What needs to be done
From the data that follows, copy every line holding the string "content".

[Recorded data]
########
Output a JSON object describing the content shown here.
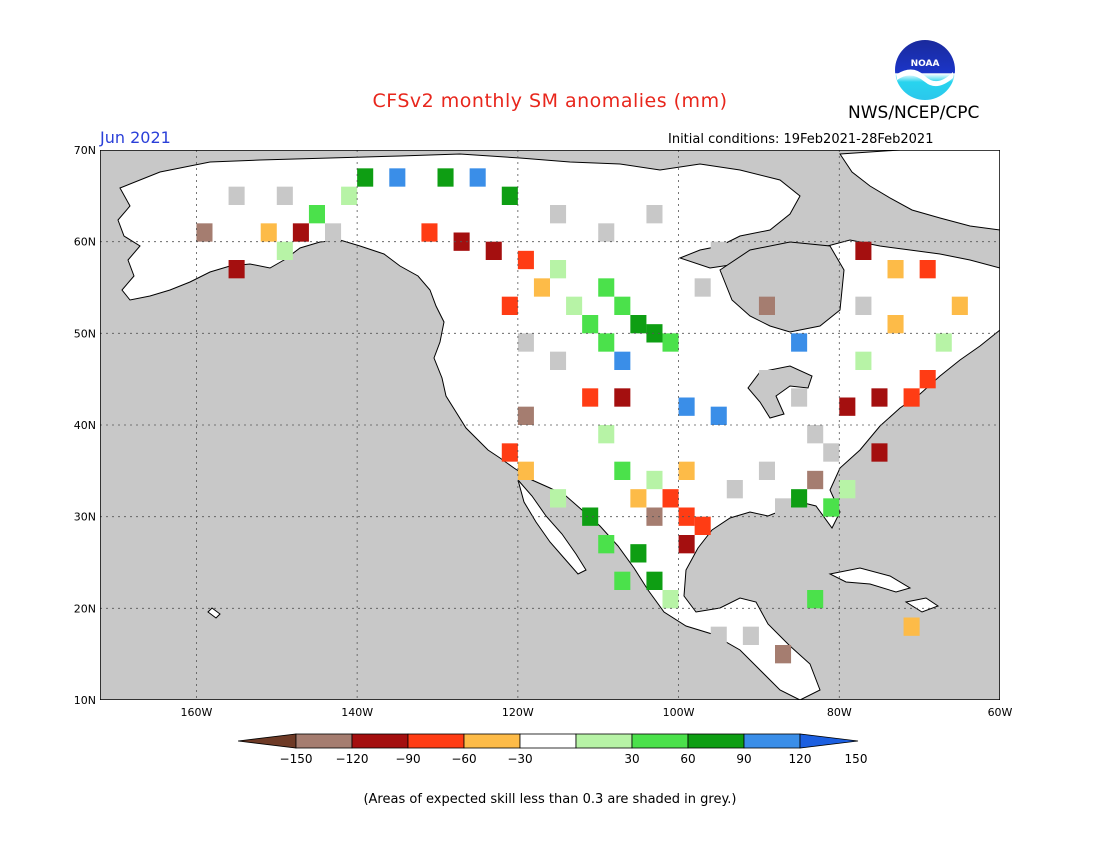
{
  "header": {
    "title": "CFSv2 monthly SM anomalies (mm)",
    "organization": "NWS/NCEP/CPC",
    "logo_icon": "noaa-logo-icon",
    "logo_text": "NOAA",
    "target_month": "Jun 2021",
    "initial_conditions": "Initial conditions: 19Feb2021-28Feb2021"
  },
  "map": {
    "lon_range": [
      -172,
      -60
    ],
    "lat_range": [
      10,
      70
    ],
    "lon_ticks": [
      {
        "value": -160,
        "label": "160W"
      },
      {
        "value": -140,
        "label": "140W"
      },
      {
        "value": -120,
        "label": "120W"
      },
      {
        "value": -100,
        "label": "100W"
      },
      {
        "value": -80,
        "label": "80W"
      },
      {
        "value": -60,
        "label": "60W"
      }
    ],
    "lat_ticks": [
      {
        "value": 70,
        "label": "70N"
      },
      {
        "value": 60,
        "label": "60N"
      },
      {
        "value": 50,
        "label": "50N"
      },
      {
        "value": 40,
        "label": "40N"
      },
      {
        "value": 30,
        "label": "30N"
      },
      {
        "value": 20,
        "label": "20N"
      },
      {
        "value": 10,
        "label": "10N"
      }
    ],
    "ocean_color": "#c8c8c8",
    "land_color": "#ffffff"
  },
  "legend": {
    "ticks": [
      "-150",
      "-120",
      "-90",
      "-60",
      "-30",
      "30",
      "60",
      "90",
      "120",
      "150"
    ],
    "colors": [
      "#6e3a26",
      "#a57d70",
      "#a40f0f",
      "#ff3c14",
      "#fdbb48",
      "#ffffff",
      "#b7f3a6",
      "#4be14b",
      "#0e9e13",
      "#3a8ee8",
      "#1c5fe0"
    ],
    "footnote": "(Areas of expected skill less than 0.3 are shaded in grey.)"
  },
  "anomaly_cells": [
    {
      "lon": -150,
      "lat": 60,
      "v": 40
    },
    {
      "lon": -152,
      "lat": 62,
      "v": -40
    },
    {
      "lon": -146,
      "lat": 64,
      "v": 70
    },
    {
      "lon": -142,
      "lat": 66,
      "v": 45
    },
    {
      "lon": -140,
      "lat": 68,
      "v": 100
    },
    {
      "lon": -156,
      "lat": 58,
      "v": -100
    },
    {
      "lon": -160,
      "lat": 62,
      "v": -140
    },
    {
      "lon": -148,
      "lat": 62,
      "v": -110
    },
    {
      "lon": -136,
      "lat": 68,
      "v": 130
    },
    {
      "lon": -130,
      "lat": 68,
      "v": 110
    },
    {
      "lon": -126,
      "lat": 68,
      "v": 140
    },
    {
      "lon": -122,
      "lat": 66,
      "v": 100
    },
    {
      "lon": -132,
      "lat": 62,
      "v": -70
    },
    {
      "lon": -128,
      "lat": 61,
      "v": -90
    },
    {
      "lon": -124,
      "lat": 60,
      "v": -100
    },
    {
      "lon": -120,
      "lat": 59,
      "v": -70
    },
    {
      "lon": -116,
      "lat": 58,
      "v": 40
    },
    {
      "lon": -110,
      "lat": 56,
      "v": 70
    },
    {
      "lon": -108,
      "lat": 54,
      "v": 80
    },
    {
      "lon": -106,
      "lat": 52,
      "v": 90
    },
    {
      "lon": -104,
      "lat": 51,
      "v": 100
    },
    {
      "lon": -110,
      "lat": 50,
      "v": 70
    },
    {
      "lon": -102,
      "lat": 50,
      "v": 60
    },
    {
      "lon": -108,
      "lat": 48,
      "v": 130
    },
    {
      "lon": -112,
      "lat": 52,
      "v": 80
    },
    {
      "lon": -114,
      "lat": 54,
      "v": 50
    },
    {
      "lon": -118,
      "lat": 56,
      "v": -40
    },
    {
      "lon": -122,
      "lat": 54,
      "v": -60
    },
    {
      "lon": -120,
      "lat": 42,
      "v": -130
    },
    {
      "lon": -122,
      "lat": 38,
      "v": -70
    },
    {
      "lon": -120,
      "lat": 36,
      "v": -40
    },
    {
      "lon": -116,
      "lat": 33,
      "v": 50
    },
    {
      "lon": -112,
      "lat": 31,
      "v": 90
    },
    {
      "lon": -110,
      "lat": 28,
      "v": 70
    },
    {
      "lon": -106,
      "lat": 27,
      "v": 100
    },
    {
      "lon": -104,
      "lat": 31,
      "v": -130
    },
    {
      "lon": -102,
      "lat": 33,
      "v": -60
    },
    {
      "lon": -100,
      "lat": 31,
      "v": -70
    },
    {
      "lon": -98,
      "lat": 30,
      "v": -80
    },
    {
      "lon": -100,
      "lat": 36,
      "v": -40
    },
    {
      "lon": -104,
      "lat": 35,
      "v": 40
    },
    {
      "lon": -106,
      "lat": 33,
      "v": -40
    },
    {
      "lon": -108,
      "lat": 36,
      "v": 60
    },
    {
      "lon": -110,
      "lat": 40,
      "v": 40
    },
    {
      "lon": -112,
      "lat": 44,
      "v": -60
    },
    {
      "lon": -108,
      "lat": 44,
      "v": -90
    },
    {
      "lon": -100,
      "lat": 43,
      "v": 140
    },
    {
      "lon": -96,
      "lat": 42,
      "v": 130
    },
    {
      "lon": -100,
      "lat": 28,
      "v": -110
    },
    {
      "lon": -104,
      "lat": 24,
      "v": 100
    },
    {
      "lon": -102,
      "lat": 22,
      "v": 50
    },
    {
      "lon": -108,
      "lat": 24,
      "v": 60
    },
    {
      "lon": -86,
      "lat": 33,
      "v": 110
    },
    {
      "lon": -82,
      "lat": 32,
      "v": 60
    },
    {
      "lon": -80,
      "lat": 34,
      "v": 40
    },
    {
      "lon": -84,
      "lat": 35,
      "v": -140
    },
    {
      "lon": -80,
      "lat": 43,
      "v": -110
    },
    {
      "lon": -76,
      "lat": 44,
      "v": -100
    },
    {
      "lon": -72,
      "lat": 44,
      "v": -80
    },
    {
      "lon": -70,
      "lat": 46,
      "v": -60
    },
    {
      "lon": -76,
      "lat": 38,
      "v": -100
    },
    {
      "lon": -78,
      "lat": 48,
      "v": 40
    },
    {
      "lon": -74,
      "lat": 52,
      "v": -40
    },
    {
      "lon": -78,
      "lat": 60,
      "v": -110
    },
    {
      "lon": -74,
      "lat": 58,
      "v": -50
    },
    {
      "lon": -70,
      "lat": 58,
      "v": -80
    },
    {
      "lon": -66,
      "lat": 54,
      "v": -40
    },
    {
      "lon": -68,
      "lat": 50,
      "v": 40
    },
    {
      "lon": -90,
      "lat": 54,
      "v": -140
    },
    {
      "lon": -86,
      "lat": 50,
      "v": 130
    },
    {
      "lon": -84,
      "lat": 22,
      "v": 60
    },
    {
      "lon": -88,
      "lat": 16,
      "v": -140
    },
    {
      "lon": -72,
      "lat": 19,
      "v": -40
    }
  ],
  "grey_cells": [
    {
      "lon": -156,
      "lat": 66
    },
    {
      "lon": -150,
      "lat": 66
    },
    {
      "lon": -144,
      "lat": 62
    },
    {
      "lon": -120,
      "lat": 50
    },
    {
      "lon": -116,
      "lat": 48
    },
    {
      "lon": -96,
      "lat": 60
    },
    {
      "lon": -92,
      "lat": 58
    },
    {
      "lon": -98,
      "lat": 56
    },
    {
      "lon": -90,
      "lat": 46
    },
    {
      "lon": -86,
      "lat": 44
    },
    {
      "lon": -84,
      "lat": 40
    },
    {
      "lon": -82,
      "lat": 38
    },
    {
      "lon": -90,
      "lat": 36
    },
    {
      "lon": -94,
      "lat": 34
    },
    {
      "lon": -88,
      "lat": 32
    },
    {
      "lon": -78,
      "lat": 54
    },
    {
      "lon": -82,
      "lat": 56
    },
    {
      "lon": -104,
      "lat": 64
    },
    {
      "lon": -110,
      "lat": 62
    },
    {
      "lon": -116,
      "lat": 64
    },
    {
      "lon": -122,
      "lat": 30
    },
    {
      "lon": -96,
      "lat": 18
    },
    {
      "lon": -92,
      "lat": 18
    }
  ]
}
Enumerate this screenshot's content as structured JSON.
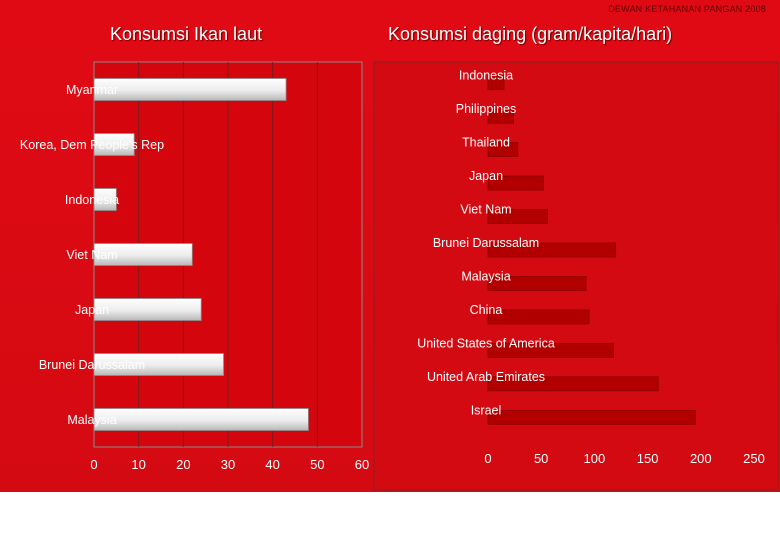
{
  "header": {
    "credit": "DEWAN KETAHANAN PANGAN 2008"
  },
  "chart_data": [
    {
      "type": "bar",
      "orientation": "horizontal",
      "title": "Konsumsi Ikan laut",
      "categories": [
        "Myanmar",
        "Korea, Dem People's Rep",
        "Indonesia",
        "Viet Nam",
        "Japan",
        "Brunei Darussalam",
        "Malaysia"
      ],
      "values": [
        43,
        9,
        5,
        22,
        24,
        29,
        48
      ],
      "xlim": [
        0,
        60
      ],
      "xticks": [
        0,
        10,
        20,
        30,
        40,
        50,
        60
      ],
      "grid": true,
      "legend": "none"
    },
    {
      "type": "bar",
      "orientation": "horizontal",
      "title": "Konsumsi daging (gram/kapita/hari)",
      "categories": [
        "Indonesia",
        "Philippines",
        "Thailand",
        "Japan",
        "Viet Nam",
        "Brunei Darussalam",
        "Malaysia",
        "China",
        "United States of America",
        "United Arab Emirates",
        "Israel"
      ],
      "values": [
        15,
        24,
        28,
        52,
        56,
        120,
        92,
        95,
        118,
        160,
        195
      ],
      "xlim": [
        0,
        250
      ],
      "xticks": [
        0,
        50,
        100,
        150,
        200,
        250
      ],
      "grid": false,
      "legend": "none"
    }
  ]
}
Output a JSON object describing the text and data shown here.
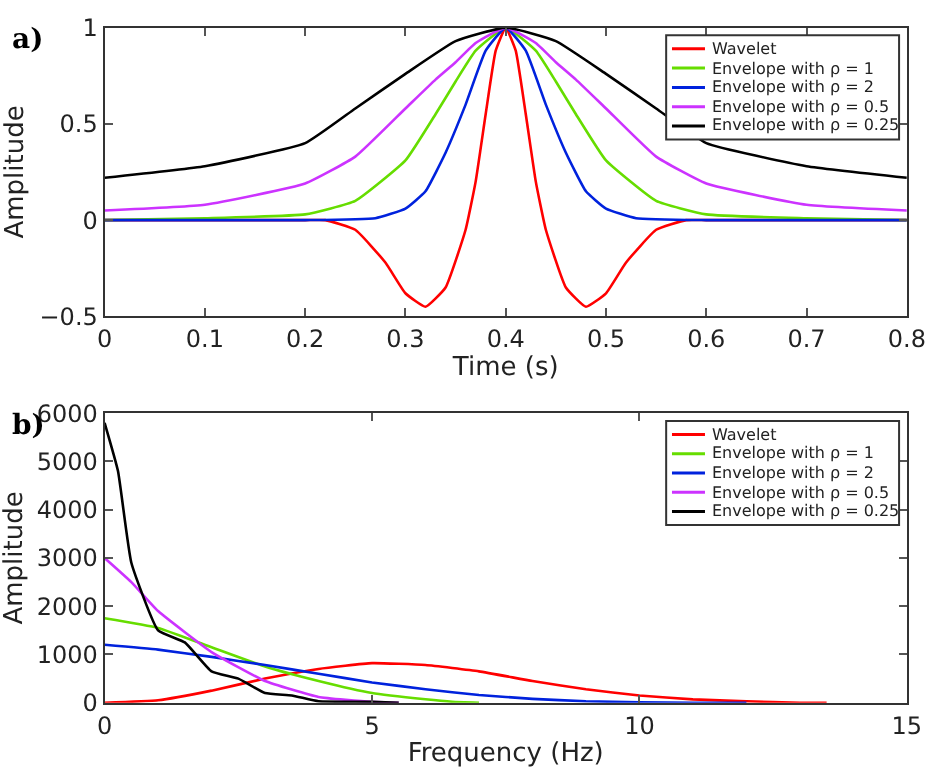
{
  "chart_data": [
    {
      "type": "line",
      "title": "a)",
      "xlabel": "Time (s)",
      "ylabel": "Amplitude",
      "xlim": [
        0,
        0.8
      ],
      "ylim": [
        -0.5,
        1
      ],
      "xticks": [
        0,
        0.1,
        0.2,
        0.3,
        0.4,
        0.5,
        0.6,
        0.7,
        0.8
      ],
      "yticks": [
        -0.5,
        0,
        0.5,
        1
      ],
      "legend": "top right",
      "series": [
        {
          "name": "Wavelet",
          "color": "#ff0000",
          "x": [
            0,
            0.2,
            0.22,
            0.25,
            0.28,
            0.3,
            0.32,
            0.34,
            0.36,
            0.37,
            0.38,
            0.39,
            0.4,
            0.41,
            0.42,
            0.43,
            0.44,
            0.46,
            0.48,
            0.5,
            0.52,
            0.55,
            0.58,
            0.6,
            0.8
          ],
          "values": [
            0,
            0,
            0,
            -0.05,
            -0.22,
            -0.38,
            -0.45,
            -0.35,
            -0.05,
            0.2,
            0.55,
            0.88,
            1,
            0.88,
            0.55,
            0.2,
            -0.05,
            -0.35,
            -0.45,
            -0.38,
            -0.22,
            -0.05,
            0,
            0,
            0
          ]
        },
        {
          "name": "Envelope with ρ = 1",
          "color": "#66dd00",
          "x": [
            0,
            0.1,
            0.2,
            0.25,
            0.3,
            0.33,
            0.35,
            0.37,
            0.4,
            0.43,
            0.45,
            0.47,
            0.5,
            0.55,
            0.6,
            0.7,
            0.8
          ],
          "values": [
            0,
            0.01,
            0.03,
            0.1,
            0.31,
            0.55,
            0.72,
            0.88,
            1,
            0.88,
            0.72,
            0.55,
            0.31,
            0.1,
            0.03,
            0.01,
            0
          ]
        },
        {
          "name": "Envelope with ρ = 2",
          "color": "#0022dd",
          "x": [
            0,
            0.2,
            0.27,
            0.3,
            0.32,
            0.34,
            0.36,
            0.38,
            0.4,
            0.42,
            0.44,
            0.46,
            0.48,
            0.5,
            0.53,
            0.6,
            0.8
          ],
          "values": [
            0,
            0,
            0.01,
            0.06,
            0.15,
            0.35,
            0.6,
            0.88,
            1,
            0.88,
            0.6,
            0.35,
            0.15,
            0.06,
            0.01,
            0,
            0
          ]
        },
        {
          "name": "Envelope with ρ = 0.5",
          "color": "#cc33ff",
          "x": [
            0,
            0.1,
            0.2,
            0.25,
            0.3,
            0.33,
            0.35,
            0.37,
            0.4,
            0.43,
            0.45,
            0.47,
            0.5,
            0.55,
            0.6,
            0.7,
            0.8
          ],
          "values": [
            0.05,
            0.08,
            0.19,
            0.33,
            0.58,
            0.73,
            0.82,
            0.92,
            1,
            0.92,
            0.82,
            0.73,
            0.58,
            0.33,
            0.19,
            0.08,
            0.05
          ]
        },
        {
          "name": "Envelope with ρ = 0.25",
          "color": "#000000",
          "x": [
            0,
            0.1,
            0.2,
            0.25,
            0.3,
            0.35,
            0.4,
            0.45,
            0.5,
            0.55,
            0.6,
            0.7,
            0.8
          ],
          "values": [
            0.22,
            0.28,
            0.4,
            0.58,
            0.76,
            0.93,
            1,
            0.93,
            0.76,
            0.58,
            0.4,
            0.28,
            0.22
          ]
        }
      ]
    },
    {
      "type": "line",
      "title": "b)",
      "xlabel": "Frequency (Hz)",
      "ylabel": "Amplitude",
      "xlim": [
        0,
        15
      ],
      "ylim": [
        0,
        6000
      ],
      "xticks": [
        0,
        5,
        10,
        15
      ],
      "yticks": [
        0,
        1000,
        2000,
        3000,
        4000,
        5000,
        6000
      ],
      "legend": "top right",
      "series": [
        {
          "name": "Wavelet",
          "color": "#ff0000",
          "x": [
            0,
            1,
            2,
            3,
            4,
            5,
            6,
            7,
            8,
            9,
            10,
            11,
            12,
            13,
            13.5
          ],
          "values": [
            0,
            50,
            250,
            500,
            700,
            820,
            780,
            650,
            450,
            280,
            150,
            70,
            30,
            0,
            0
          ]
        },
        {
          "name": "Envelope with ρ = 1",
          "color": "#66dd00",
          "x": [
            0,
            1,
            2,
            3,
            4,
            5,
            6,
            6.5,
            7
          ],
          "values": [
            1750,
            1550,
            1150,
            750,
            450,
            200,
            70,
            20,
            0
          ]
        },
        {
          "name": "Envelope with ρ = 2",
          "color": "#0022dd",
          "x": [
            0,
            1,
            2,
            3,
            4,
            5,
            6,
            7,
            8,
            9,
            10,
            11,
            12
          ],
          "values": [
            1200,
            1100,
            950,
            780,
            600,
            420,
            280,
            160,
            80,
            30,
            10,
            0,
            0
          ]
        },
        {
          "name": "Envelope with ρ = 0.5",
          "color": "#cc33ff",
          "x": [
            0,
            0.5,
            1,
            2,
            3,
            4,
            5,
            5.5
          ],
          "values": [
            3000,
            2500,
            1900,
            1050,
            450,
            120,
            20,
            0
          ]
        },
        {
          "name": "Envelope with ρ = 0.25",
          "color": "#000000",
          "x": [
            0,
            0.25,
            0.5,
            1,
            1.5,
            2,
            2.5,
            3,
            3.5,
            4,
            5,
            5.5
          ],
          "values": [
            5800,
            4800,
            2900,
            1500,
            1250,
            650,
            500,
            200,
            150,
            30,
            20,
            0
          ]
        }
      ]
    }
  ]
}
########
Task result
Output a JSON object describing the content shown here.
Enumerate this screenshot's content as structured JSON.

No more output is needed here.